Task objective =>
Copy out the listing that follows, exactly, without its pictures.

Supplied material =>
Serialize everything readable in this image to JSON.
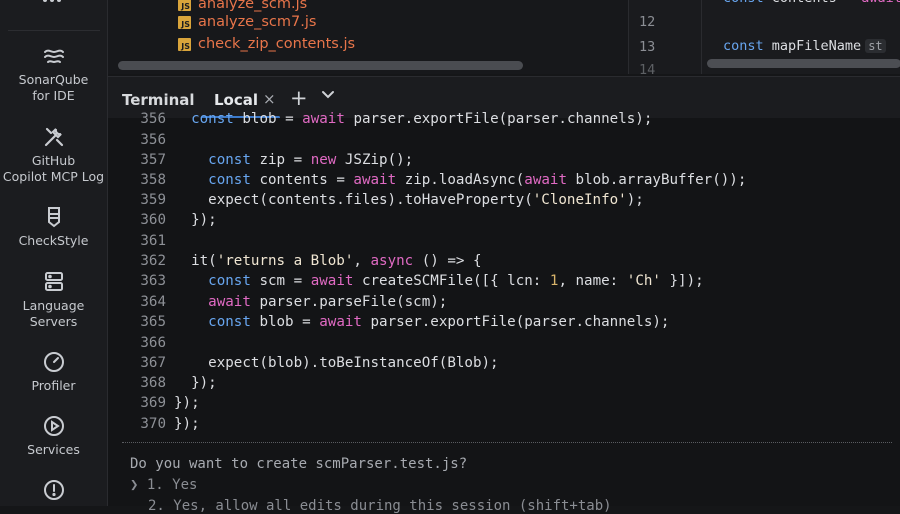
{
  "sidebar": {
    "top_icon": "more-icon",
    "items": [
      {
        "name": "sonarqube",
        "icon": "sonarqube-icon",
        "label1": "SonarQube",
        "label2": "for IDE"
      },
      {
        "name": "github-copilot-mcp",
        "icon": "tools-icon",
        "label1": "GitHub",
        "label2": "Copilot MCP Log"
      },
      {
        "name": "checkstyle",
        "icon": "checkstyle-icon",
        "label1": "CheckStyle",
        "label2": ""
      },
      {
        "name": "language-servers",
        "icon": "server-icon",
        "label1": "Language",
        "label2": "Servers"
      },
      {
        "name": "profiler",
        "icon": "gauge-icon",
        "label1": "Profiler",
        "label2": ""
      },
      {
        "name": "services",
        "icon": "play-circle-icon",
        "label1": "Services",
        "label2": ""
      },
      {
        "name": "problems",
        "icon": "alert-icon",
        "label1": "",
        "label2": ""
      }
    ]
  },
  "project_tree": {
    "files": [
      "analyze_scm.js",
      "analyze_scm7.js",
      "check_zip_contents.js"
    ]
  },
  "editor_top": {
    "lines": [
      {
        "num": "",
        "code": "const contents = await"
      },
      {
        "num": "12",
        "code": ""
      },
      {
        "num": "13",
        "code": "const mapFileName",
        "hint": "st"
      },
      {
        "num": "14",
        "code": ""
      }
    ]
  },
  "terminal": {
    "title": "Terminal",
    "tab_label": "Local",
    "close_glyph": "×",
    "add_glyph": "+",
    "dropdown_glyph": "⌄",
    "resize_glyph": "≑",
    "prompt": "Do you want to create scmParser.test.js?",
    "option1": "❯ 1. Yes",
    "option2": "2. Yes, allow all edits during this session (shift+tab)"
  },
  "colors": {
    "keyword": "#e06ac3",
    "declaration": "#68a6f0",
    "accent": "#3c79c9",
    "file": "#e8754a"
  }
}
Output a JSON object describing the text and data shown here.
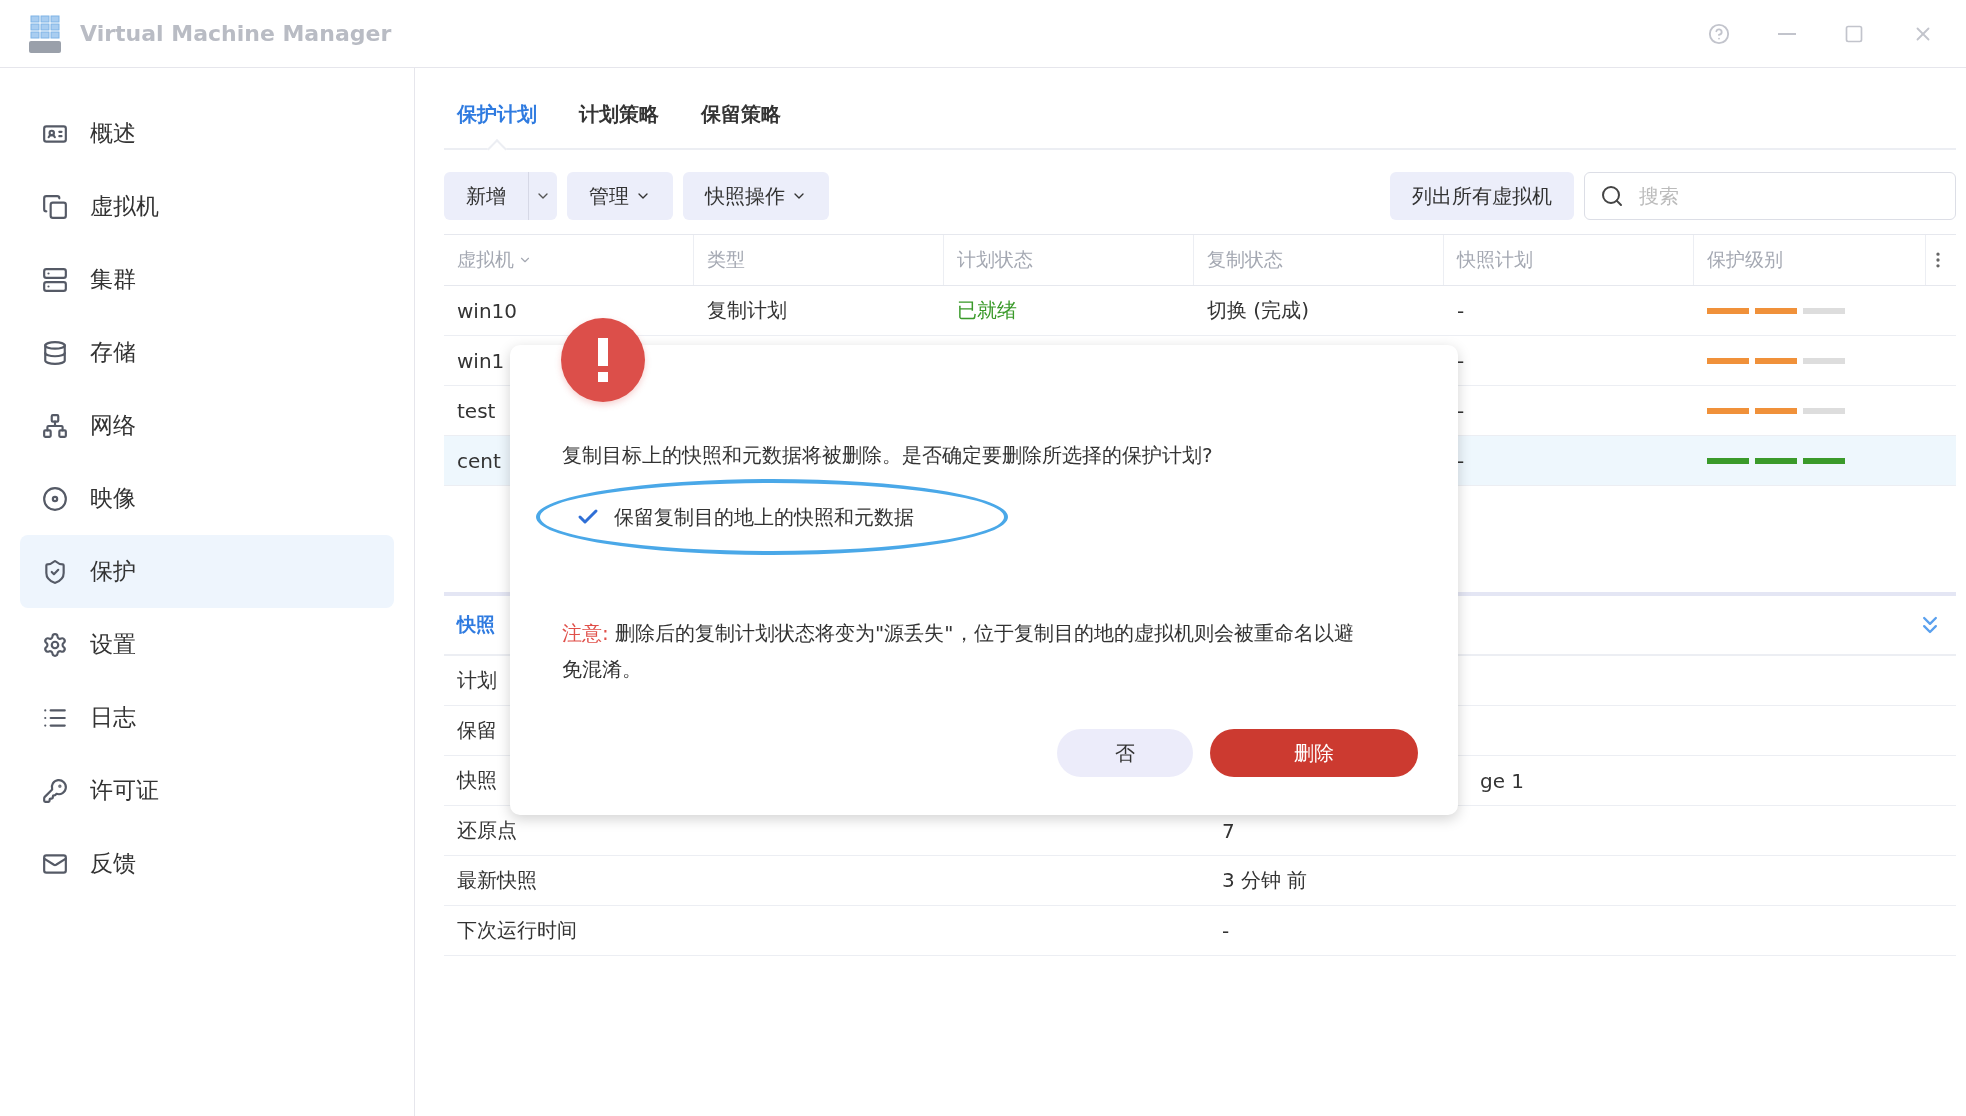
{
  "window": {
    "title": "Virtual Machine Manager"
  },
  "sidebar": {
    "items": [
      {
        "label": "概述",
        "selected": false
      },
      {
        "label": "虚拟机",
        "selected": false
      },
      {
        "label": "集群",
        "selected": false
      },
      {
        "label": "存储",
        "selected": false
      },
      {
        "label": "网络",
        "selected": false
      },
      {
        "label": "映像",
        "selected": false
      },
      {
        "label": "保护",
        "selected": true
      },
      {
        "label": "设置",
        "selected": false
      },
      {
        "label": "日志",
        "selected": false
      },
      {
        "label": "许可证",
        "selected": false
      },
      {
        "label": "反馈",
        "selected": false
      }
    ]
  },
  "tabs": [
    {
      "label": "保护计划",
      "selected": true
    },
    {
      "label": "计划策略",
      "selected": false
    },
    {
      "label": "保留策略",
      "selected": false
    }
  ],
  "toolbar": {
    "split_button": "新增",
    "menus": [
      "管理",
      "快照操作"
    ],
    "list_button": "列出所有虚拟机",
    "search": {
      "placeholder": "搜索"
    }
  },
  "table": {
    "columns": [
      {
        "label": "虚拟机",
        "sorted": true
      },
      {
        "label": "类型",
        "sorted": false
      },
      {
        "label": "计划状态",
        "sorted": false
      },
      {
        "label": "复制状态",
        "sorted": false
      },
      {
        "label": "快照计划",
        "sorted": false
      },
      {
        "label": "保护级别",
        "sorted": false
      }
    ],
    "rows": [
      {
        "selected": false,
        "vm": "win10",
        "type": "复制计划",
        "plan_status": {
          "text": "已就绪",
          "color": "#3a9a2a"
        },
        "replication_status": "切换 (完成)",
        "snapshot_plan": "-",
        "protection": [
          {
            "color": "#f0913a"
          },
          {
            "color": "#f0913a"
          },
          {
            "color": "#dddddd"
          }
        ]
      },
      {
        "selected": false,
        "vm": "win1",
        "snapshot_plan": "-",
        "protection": [
          {
            "color": "#f0913a"
          },
          {
            "color": "#f0913a"
          },
          {
            "color": "#dddddd"
          }
        ]
      },
      {
        "selected": false,
        "vm": "test",
        "snapshot_plan": "-",
        "protection": [
          {
            "color": "#f0913a"
          },
          {
            "color": "#f0913a"
          },
          {
            "color": "#dddddd"
          }
        ]
      },
      {
        "selected": true,
        "vm": "cent",
        "snapshot_plan": "-",
        "protection": [
          {
            "color": "#3a9a2a"
          },
          {
            "color": "#3a9a2a"
          },
          {
            "color": "#3a9a2a"
          }
        ]
      }
    ]
  },
  "details": {
    "tab": "快照",
    "rows": [
      {
        "label": "计划"
      },
      {
        "label": "保留"
      },
      {
        "label": "快照",
        "value_tail": "ge 1"
      },
      {
        "label": "还原点",
        "value": "7"
      },
      {
        "label": "最新快照",
        "value": "3 分钟 前"
      },
      {
        "label": "下次运行时间",
        "value": "-"
      }
    ]
  },
  "dialog": {
    "message": "复制目标上的快照和元数据将被删除。是否确定要删除所选择的保护计划?",
    "option": {
      "label": "保留复制目的地上的快照和元数据",
      "checked": true
    },
    "note_label": "注意:",
    "note": "删除后的复制计划状态将变为\"源丢失\"，位于复制目的地的虚拟机则会被重命名以避免混淆。",
    "buttons": [
      {
        "label": "否",
        "kind": "secondary"
      },
      {
        "label": "删除",
        "kind": "danger"
      }
    ]
  }
}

Completed exercise =>
Serialize everything readable in this image to JSON.
{
  "sidebar": {
    "top_icon": "more-icon",
    "items": [
      {
        "name": "sonarqube",
        "icon": "sonarqube-icon",
        "label1": "SonarQube",
        "label2": "for IDE"
      },
      {
        "name": "github-copilot-mcp",
        "icon": "tools-icon",
        "label1": "GitHub",
        "label2": "Copilot MCP Log"
      },
      {
        "name": "checkstyle",
        "icon": "checkstyle-icon",
        "label1": "CheckStyle",
        "label2": ""
      },
      {
        "name": "language-servers",
        "icon": "server-icon",
        "label1": "Language",
        "label2": "Servers"
      },
      {
        "name": "profiler",
        "icon": "gauge-icon",
        "label1": "Profiler",
        "label2": ""
      },
      {
        "name": "services",
        "icon": "play-circle-icon",
        "label1": "Services",
        "label2": ""
      },
      {
        "name": "problems",
        "icon": "alert-icon",
        "label1": "",
        "label2": ""
      }
    ]
  },
  "project_tree": {
    "files": [
      "analyze_scm.js",
      "analyze_scm7.js",
      "check_zip_contents.js"
    ]
  },
  "editor_top": {
    "lines": [
      {
        "num": "",
        "code": "const contents = await"
      },
      {
        "num": "12",
        "code": ""
      },
      {
        "num": "13",
        "code": "const mapFileName",
        "hint": "st"
      },
      {
        "num": "14",
        "code": ""
      }
    ]
  },
  "terminal": {
    "title": "Terminal",
    "tab_label": "Local",
    "close_glyph": "×",
    "add_glyph": "+",
    "dropdown_glyph": "⌄",
    "resize_glyph": "≑",
    "prompt": "Do you want to create scmParser.test.js?",
    "option1": "❯ 1. Yes",
    "option2": "2. Yes, allow all edits during this session (shift+tab)"
  },
  "colors": {
    "keyword": "#e06ac3",
    "declaration": "#68a6f0",
    "accent": "#3c79c9",
    "file": "#e8754a"
  }
}
Output a JSON object describing the text and data shown here.
{
  "window": {
    "title": "Virtual Machine Manager"
  },
  "sidebar": {
    "items": [
      {
        "label": "概述",
        "selected": false
      },
      {
        "label": "虚拟机",
        "selected": false
      },
      {
        "label": "集群",
        "selected": false
      },
      {
        "label": "存储",
        "selected": false
      },
      {
        "label": "网络",
        "selected": false
      },
      {
        "label": "映像",
        "selected": false
      },
      {
        "label": "保护",
        "selected": true
      },
      {
        "label": "设置",
        "selected": false
      },
      {
        "label": "日志",
        "selected": false
      },
      {
        "label": "许可证",
        "selected": false
      },
      {
        "label": "反馈",
        "selected": false
      }
    ]
  },
  "tabs": [
    {
      "label": "保护计划",
      "selected": true
    },
    {
      "label": "计划策略",
      "selected": false
    },
    {
      "label": "保留策略",
      "selected": false
    }
  ],
  "toolbar": {
    "split_button": "新增",
    "menus": [
      "管理",
      "快照操作"
    ],
    "list_button": "列出所有虚拟机",
    "search": {
      "placeholder": "搜索"
    }
  },
  "table": {
    "columns": [
      {
        "label": "虚拟机",
        "sorted": true
      },
      {
        "label": "类型",
        "sorted": false
      },
      {
        "label": "计划状态",
        "sorted": false
      },
      {
        "label": "复制状态",
        "sorted": false
      },
      {
        "label": "快照计划",
        "sorted": false
      },
      {
        "label": "保护级别",
        "sorted": false
      }
    ],
    "rows": [
      {
        "selected": false,
        "vm": "win10",
        "type": "复制计划",
        "plan_status": {
          "text": "已就绪",
          "color": "#3a9a2a"
        },
        "replication_status": "切换 (完成)",
        "snapshot_plan": "-",
        "protection": [
          {
            "color": "#f0913a"
          },
          {
            "color": "#f0913a"
          },
          {
            "color": "#dddddd"
          }
        ]
      },
      {
        "selected": false,
        "vm": "win1",
        "snapshot_plan": "-",
        "protection": [
          {
            "color": "#f0913a"
          },
          {
            "color": "#f0913a"
          },
          {
            "color": "#dddddd"
          }
        ]
      },
      {
        "selected": false,
        "vm": "test",
        "snapshot_plan": "-",
        "protection": [
          {
            "color": "#f0913a"
          },
          {
            "color": "#f0913a"
          },
          {
            "color": "#dddddd"
          }
        ]
      },
      {
        "selected": true,
        "vm": "cent",
        "snapshot_plan": "-",
        "protection": [
          {
            "color": "#3a9a2a"
          },
          {
            "color": "#3a9a2a"
          },
          {
            "color": "#3a9a2a"
          }
        ]
      }
    ]
  },
  "details": {
    "tab": "快照",
    "rows": [
      {
        "label": "计划"
      },
      {
        "label": "保留"
      },
      {
        "label": "快照",
        "value_tail": "ge 1"
      },
      {
        "label": "还原点",
        "value": "7"
      },
      {
        "label": "最新快照",
        "value": "3 分钟 前"
      },
      {
        "label": "下次运行时间",
        "value": "-"
      }
    ]
  },
  "dialog": {
    "message": "复制目标上的快照和元数据将被删除。是否确定要删除所选择的保护计划?",
    "option": {
      "label": "保留复制目的地上的快照和元数据",
      "checked": true
    },
    "note_label": "注意:",
    "note": "删除后的复制计划状态将变为\"源丢失\"，位于复制目的地的虚拟机则会被重命名以避免混淆。",
    "buttons": [
      {
        "label": "否",
        "kind": "secondary"
      },
      {
        "label": "删除",
        "kind": "danger"
      }
    ]
  }
}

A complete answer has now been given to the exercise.